EXERCISE PROMPT
Set down all of the entries word for word, omitting the images they contain.
BEGIN DATA RECORDS
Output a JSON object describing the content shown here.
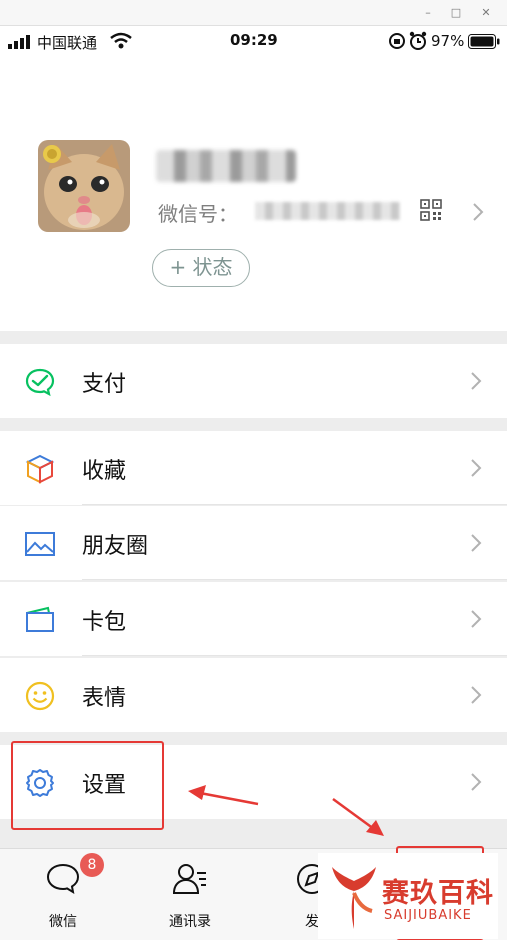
{
  "window": {
    "minimize": "–",
    "maximize": "□",
    "close": "✕"
  },
  "status_bar": {
    "carrier": "中国联通",
    "time": "09:29",
    "battery_percent": "97%"
  },
  "profile": {
    "wechat_id_label": "微信号：",
    "status_button": "+ 状态"
  },
  "menu": {
    "pay": "支付",
    "favorites": "收藏",
    "moments": "朋友圈",
    "cards": "卡包",
    "stickers": "表情",
    "settings": "设置"
  },
  "tabbar": {
    "chats": "微信",
    "chats_badge": "8",
    "contacts": "通讯录",
    "discover": "发"
  },
  "watermark": {
    "title": "赛玖百科",
    "subtitle": "SAIJIUBAIKE"
  },
  "colors": {
    "wechat_green": "#07c160",
    "annotation_red": "#e53935",
    "badge_red": "#e85a55",
    "settings_blue": "#3d7bd9"
  }
}
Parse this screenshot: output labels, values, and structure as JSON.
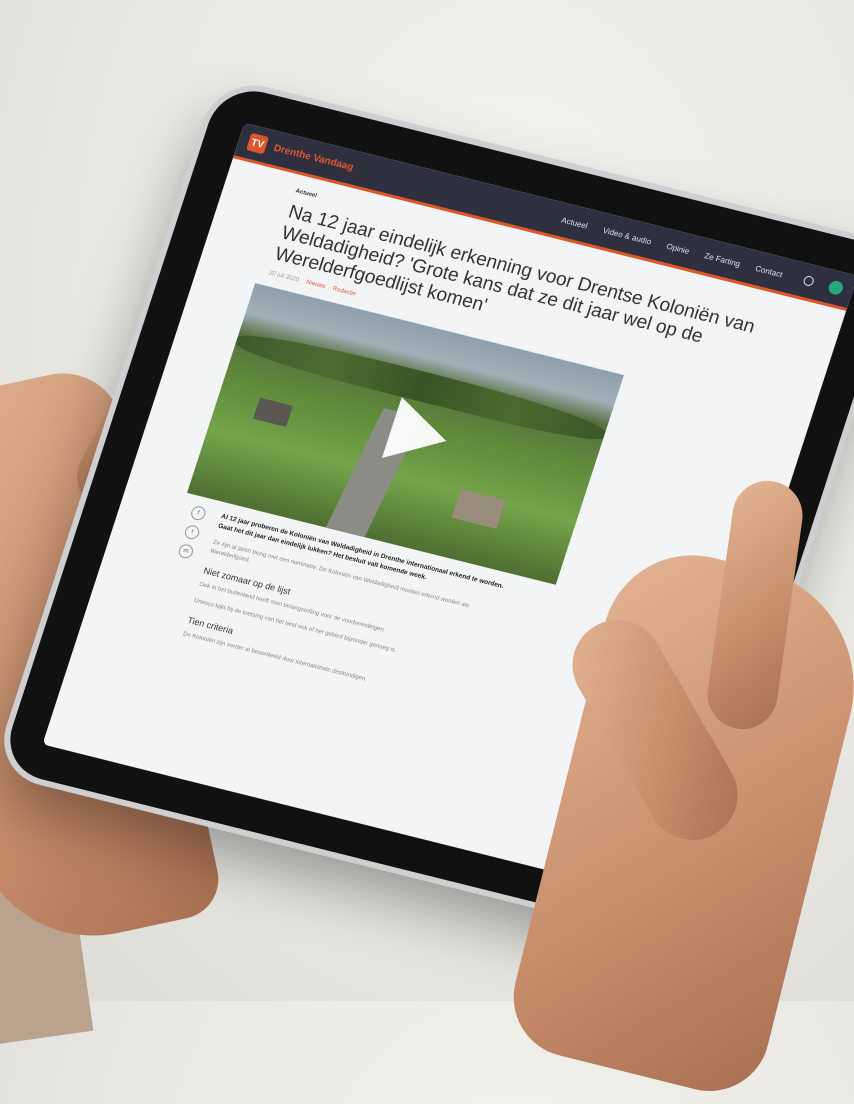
END DATA RECORDS
TASK RESULT
Output a JSON object describing the content shown here.
{
  "window": {
    "minimize": "–",
    "maximize": "□",
    "close": "✕"
  },
  "status_bar": {
    "carrier": "中国联通",
    "time": "09:29",
    "battery_percent": "97%"
  },
  "profile": {
    "wechat_id_label": "微信号：",
    "status_button": "+ 状态"
  },
  "menu": {
    "pay": "支付",
    "favorites": "收藏",
    "moments": "朋友圈",
    "cards": "卡包",
    "stickers": "表情",
    "settings": "设置"
  },
  "tabbar": {
    "chats": "微信",
    "chats_badge": "8",
    "contacts": "通讯录",
    "discover": "发"
  },
  "watermark": {
    "title": "赛玖百科",
    "subtitle": "SAIJIUBAIKE"
  },
  "colors": {
    "wechat_green": "#07c160",
    "annotation_red": "#e53935",
    "badge_red": "#e85a55",
    "settings_blue": "#3d7bd9"
  }
}
Parse this screenshot: output labels, values, and structure as JSON.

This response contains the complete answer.